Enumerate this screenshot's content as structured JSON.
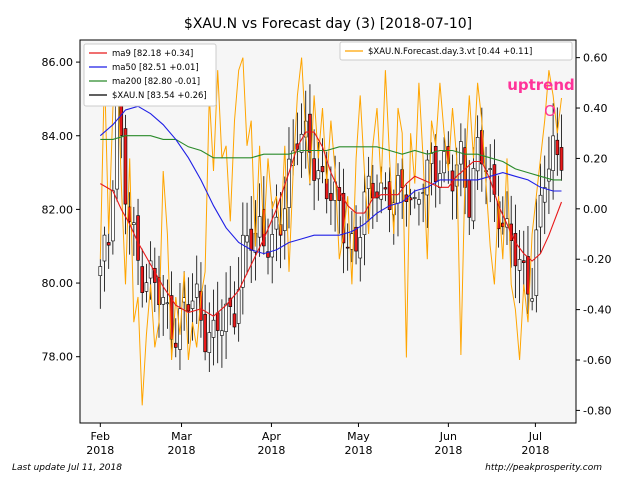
{
  "footer": {
    "left": "Last update Jul 11, 2018",
    "right": "http://peakprosperity.com"
  },
  "chart_data": {
    "type": "candlestick",
    "title": "$XAU.N vs Forecast day (3)  [2018-07-10]",
    "xlabel": "",
    "ylabel": "",
    "grid": false,
    "annotation": {
      "text": "uptrend",
      "marker": "O",
      "color": "#ff3399"
    },
    "x_axis": {
      "ticks": [
        {
          "date": "2018-02-01",
          "label": "Feb\n2018"
        },
        {
          "date": "2018-03-01",
          "label": "Mar\n2018"
        },
        {
          "date": "2018-04-01",
          "label": "Apr\n2018"
        },
        {
          "date": "2018-05-01",
          "label": "May\n2018"
        },
        {
          "date": "2018-06-01",
          "label": "Jun\n2018"
        },
        {
          "date": "2018-07-01",
          "label": "Jul\n2018"
        }
      ],
      "range": [
        "2018-01-25",
        "2018-07-15"
      ]
    },
    "y_left": {
      "ticks": [
        "78.00",
        "80.00",
        "82.00",
        "84.00",
        "86.00"
      ],
      "ylim": [
        76.2,
        86.6
      ]
    },
    "y_right": {
      "ticks": [
        "-0.80",
        "-0.60",
        "-0.40",
        "-0.20",
        "0.00",
        "0.20",
        "0.40",
        "0.60"
      ],
      "ylim": [
        -0.85,
        0.67
      ]
    },
    "legend_left": {
      "position": "top-left",
      "entries": [
        {
          "label": "ma9 [82.18 +0.34]",
          "color": "#e8191a"
        },
        {
          "label": "ma50 [82.51 +0.01]",
          "color": "#1f1fe6"
        },
        {
          "label": "ma200 [82.80 -0.01]",
          "color": "#2a8a2a"
        },
        {
          "label": "$XAU.N [83.54 +0.26]",
          "color": "#000000"
        }
      ]
    },
    "legend_right": {
      "position": "top-right",
      "entries": [
        {
          "label": "$XAU.N.Forecast.day.3.vt [0.44 +0.11]",
          "color": "#ffa500"
        }
      ]
    },
    "colors": {
      "up": "#ffffff",
      "down": "#e8191a",
      "ma9": "#e8191a",
      "ma50": "#1f1fe6",
      "ma200": "#2a8a2a",
      "forecast": "#ffa500"
    },
    "price_series": {
      "start_date": "2018-02-01",
      "count": 111,
      "points": [
        [
          0,
          80.2
        ],
        [
          2,
          81.2
        ],
        [
          4,
          85.1
        ],
        [
          6,
          82.3
        ],
        [
          9,
          80.5
        ],
        [
          12,
          80.2
        ],
        [
          15,
          79.3
        ],
        [
          18,
          78.8
        ],
        [
          21,
          79.4
        ],
        [
          23,
          79.6
        ],
        [
          25,
          78.8
        ],
        [
          27,
          78.4
        ],
        [
          30,
          79.2
        ],
        [
          32,
          79.4
        ],
        [
          34,
          80.7
        ],
        [
          36,
          81.2
        ],
        [
          38,
          81.6
        ],
        [
          41,
          80.9
        ],
        [
          43,
          81.5
        ],
        [
          45,
          83.2
        ],
        [
          47,
          84.1
        ],
        [
          49,
          83.7
        ],
        [
          52,
          83.1
        ],
        [
          54,
          82.6
        ],
        [
          57,
          81.9
        ],
        [
          59,
          81.3
        ],
        [
          61,
          80.9
        ],
        [
          63,
          82.1
        ],
        [
          66,
          82.9
        ],
        [
          68,
          82.3
        ],
        [
          70,
          82.1
        ],
        [
          73,
          82.9
        ],
        [
          75,
          81.9
        ],
        [
          77,
          82.6
        ],
        [
          79,
          83.3
        ],
        [
          81,
          83.4
        ],
        [
          84,
          82.7
        ],
        [
          86,
          83.5
        ],
        [
          88,
          82.4
        ],
        [
          90,
          83.4
        ],
        [
          92,
          83.2
        ],
        [
          95,
          82.1
        ],
        [
          97,
          81.1
        ],
        [
          99,
          80.8
        ],
        [
          101,
          80.4
        ],
        [
          103,
          79.9
        ],
        [
          106,
          82.9
        ],
        [
          108,
          83.8
        ],
        [
          110,
          83.5
        ]
      ]
    },
    "ma9": [
      [
        0,
        82.7
      ],
      [
        3,
        82.5
      ],
      [
        5,
        82.0
      ],
      [
        7,
        81.6
      ],
      [
        9,
        81.1
      ],
      [
        12,
        80.5
      ],
      [
        15,
        79.9
      ],
      [
        18,
        79.4
      ],
      [
        21,
        79.2
      ],
      [
        24,
        79.3
      ],
      [
        27,
        79.1
      ],
      [
        30,
        79.4
      ],
      [
        33,
        79.8
      ],
      [
        36,
        80.5
      ],
      [
        39,
        81.2
      ],
      [
        42,
        82.0
      ],
      [
        45,
        83.0
      ],
      [
        47,
        83.7
      ],
      [
        49,
        84.1
      ],
      [
        51,
        84.1
      ],
      [
        53,
        83.7
      ],
      [
        55,
        83.0
      ],
      [
        57,
        82.5
      ],
      [
        59,
        82.1
      ],
      [
        61,
        81.9
      ],
      [
        63,
        81.9
      ],
      [
        65,
        82.3
      ],
      [
        67,
        82.4
      ],
      [
        69,
        82.4
      ],
      [
        71,
        82.4
      ],
      [
        73,
        82.7
      ],
      [
        75,
        82.9
      ],
      [
        77,
        82.8
      ],
      [
        79,
        82.7
      ],
      [
        81,
        82.6
      ],
      [
        83,
        82.6
      ],
      [
        85,
        82.9
      ],
      [
        87,
        83.1
      ],
      [
        89,
        83.3
      ],
      [
        91,
        83.3
      ],
      [
        93,
        82.8
      ],
      [
        95,
        82.1
      ],
      [
        97,
        81.6
      ],
      [
        99,
        81.1
      ],
      [
        101,
        80.8
      ],
      [
        103,
        80.6
      ],
      [
        105,
        80.8
      ],
      [
        107,
        81.3
      ],
      [
        110,
        82.2
      ]
    ],
    "ma50": [
      [
        0,
        84.0
      ],
      [
        3,
        84.3
      ],
      [
        6,
        84.7
      ],
      [
        9,
        84.8
      ],
      [
        12,
        84.6
      ],
      [
        15,
        84.3
      ],
      [
        18,
        83.9
      ],
      [
        21,
        83.4
      ],
      [
        24,
        82.8
      ],
      [
        27,
        82.1
      ],
      [
        30,
        81.5
      ],
      [
        33,
        81.1
      ],
      [
        36,
        80.9
      ],
      [
        39,
        80.8
      ],
      [
        42,
        80.9
      ],
      [
        45,
        81.1
      ],
      [
        48,
        81.2
      ],
      [
        51,
        81.3
      ],
      [
        54,
        81.3
      ],
      [
        57,
        81.3
      ],
      [
        60,
        81.4
      ],
      [
        63,
        81.6
      ],
      [
        66,
        81.9
      ],
      [
        69,
        82.1
      ],
      [
        72,
        82.2
      ],
      [
        75,
        82.5
      ],
      [
        78,
        82.6
      ],
      [
        81,
        82.8
      ],
      [
        84,
        82.8
      ],
      [
        87,
        82.8
      ],
      [
        90,
        82.8
      ],
      [
        93,
        82.9
      ],
      [
        96,
        83.0
      ],
      [
        99,
        82.9
      ],
      [
        102,
        82.8
      ],
      [
        105,
        82.6
      ],
      [
        108,
        82.5
      ],
      [
        110,
        82.5
      ]
    ],
    "ma200": [
      [
        0,
        83.9
      ],
      [
        3,
        83.9
      ],
      [
        6,
        84.0
      ],
      [
        9,
        84.0
      ],
      [
        12,
        84.0
      ],
      [
        15,
        83.9
      ],
      [
        18,
        83.9
      ],
      [
        21,
        83.7
      ],
      [
        24,
        83.6
      ],
      [
        27,
        83.4
      ],
      [
        30,
        83.4
      ],
      [
        33,
        83.4
      ],
      [
        36,
        83.4
      ],
      [
        39,
        83.5
      ],
      [
        42,
        83.5
      ],
      [
        45,
        83.5
      ],
      [
        48,
        83.6
      ],
      [
        51,
        83.6
      ],
      [
        54,
        83.6
      ],
      [
        57,
        83.7
      ],
      [
        60,
        83.7
      ],
      [
        63,
        83.7
      ],
      [
        66,
        83.7
      ],
      [
        69,
        83.6
      ],
      [
        72,
        83.5
      ],
      [
        75,
        83.6
      ],
      [
        78,
        83.5
      ],
      [
        81,
        83.6
      ],
      [
        84,
        83.6
      ],
      [
        87,
        83.5
      ],
      [
        90,
        83.5
      ],
      [
        93,
        83.4
      ],
      [
        96,
        83.3
      ],
      [
        99,
        83.1
      ],
      [
        102,
        83.0
      ],
      [
        105,
        82.9
      ],
      [
        108,
        82.8
      ],
      [
        110,
        82.8
      ]
    ],
    "forecast_series": [
      [
        0,
        -0.2
      ],
      [
        1,
        0.55
      ],
      [
        2,
        -0.1
      ],
      [
        3,
        0.4
      ],
      [
        4,
        0.62
      ],
      [
        5,
        0.1
      ],
      [
        6,
        -0.3
      ],
      [
        7,
        0.2
      ],
      [
        8,
        -0.45
      ],
      [
        9,
        -0.35
      ],
      [
        10,
        -0.78
      ],
      [
        11,
        -0.5
      ],
      [
        12,
        -0.3
      ],
      [
        13,
        -0.55
      ],
      [
        14,
        -0.45
      ],
      [
        15,
        0.15
      ],
      [
        16,
        -0.1
      ],
      [
        17,
        -0.6
      ],
      [
        18,
        -0.35
      ],
      [
        19,
        -0.5
      ],
      [
        20,
        -0.25
      ],
      [
        21,
        -0.6
      ],
      [
        22,
        -0.45
      ],
      [
        23,
        -0.55
      ],
      [
        24,
        -0.35
      ],
      [
        25,
        -0.25
      ],
      [
        26,
        0.45
      ],
      [
        27,
        0.15
      ],
      [
        28,
        0.55
      ],
      [
        29,
        0.2
      ],
      [
        30,
        0.25
      ],
      [
        31,
        -0.05
      ],
      [
        32,
        0.35
      ],
      [
        33,
        0.55
      ],
      [
        34,
        0.6
      ],
      [
        35,
        0.25
      ],
      [
        36,
        0.35
      ],
      [
        37,
        -0.15
      ],
      [
        38,
        0.25
      ],
      [
        39,
        -0.1
      ],
      [
        40,
        0.2
      ],
      [
        41,
        0.0
      ],
      [
        42,
        0.05
      ],
      [
        43,
        -0.1
      ],
      [
        44,
        0.25
      ],
      [
        45,
        -0.25
      ],
      [
        46,
        0.15
      ],
      [
        47,
        0.45
      ],
      [
        48,
        0.6
      ],
      [
        49,
        0.3
      ],
      [
        50,
        0.1
      ],
      [
        51,
        0.45
      ],
      [
        52,
        0.2
      ],
      [
        53,
        0.4
      ],
      [
        54,
        0.1
      ],
      [
        55,
        0.35
      ],
      [
        56,
        0.15
      ],
      [
        57,
        -0.2
      ],
      [
        58,
        -0.1
      ],
      [
        59,
        0.05
      ],
      [
        60,
        -0.3
      ],
      [
        61,
        0.2
      ],
      [
        62,
        0.45
      ],
      [
        63,
        0.15
      ],
      [
        64,
        -0.1
      ],
      [
        65,
        0.25
      ],
      [
        66,
        0.4
      ],
      [
        67,
        0.1
      ],
      [
        68,
        0.55
      ],
      [
        69,
        0.2
      ],
      [
        70,
        -0.1
      ],
      [
        71,
        0.4
      ],
      [
        72,
        0.3
      ],
      [
        73,
        -0.59
      ],
      [
        74,
        0.3
      ],
      [
        75,
        0.1
      ],
      [
        76,
        0.5
      ],
      [
        77,
        0.2
      ],
      [
        78,
        -0.2
      ],
      [
        79,
        0.35
      ],
      [
        80,
        0.25
      ],
      [
        81,
        0.5
      ],
      [
        82,
        0.3
      ],
      [
        83,
        0.15
      ],
      [
        84,
        0.4
      ],
      [
        85,
        0.2
      ],
      [
        86,
        -0.58
      ],
      [
        87,
        0.15
      ],
      [
        88,
        0.45
      ],
      [
        89,
        0.2
      ],
      [
        90,
        0.5
      ],
      [
        91,
        0.35
      ],
      [
        92,
        0.1
      ],
      [
        93,
        -0.15
      ],
      [
        94,
        -0.3
      ],
      [
        95,
        0.05
      ],
      [
        96,
        -0.2
      ],
      [
        97,
        0.2
      ],
      [
        98,
        -0.3
      ],
      [
        99,
        -0.4
      ],
      [
        100,
        -0.6
      ],
      [
        101,
        -0.3
      ],
      [
        102,
        -0.45
      ],
      [
        103,
        -0.1
      ],
      [
        104,
        0.05
      ],
      [
        105,
        0.2
      ],
      [
        106,
        0.35
      ],
      [
        107,
        0.55
      ],
      [
        108,
        0.45
      ],
      [
        109,
        0.3
      ],
      [
        110,
        0.44
      ]
    ]
  }
}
==========
_Short task_
Find every line that has "position" in it, then return those lines.

_Response to this exercise_
      "position": "top-left",
      "position": "top-right",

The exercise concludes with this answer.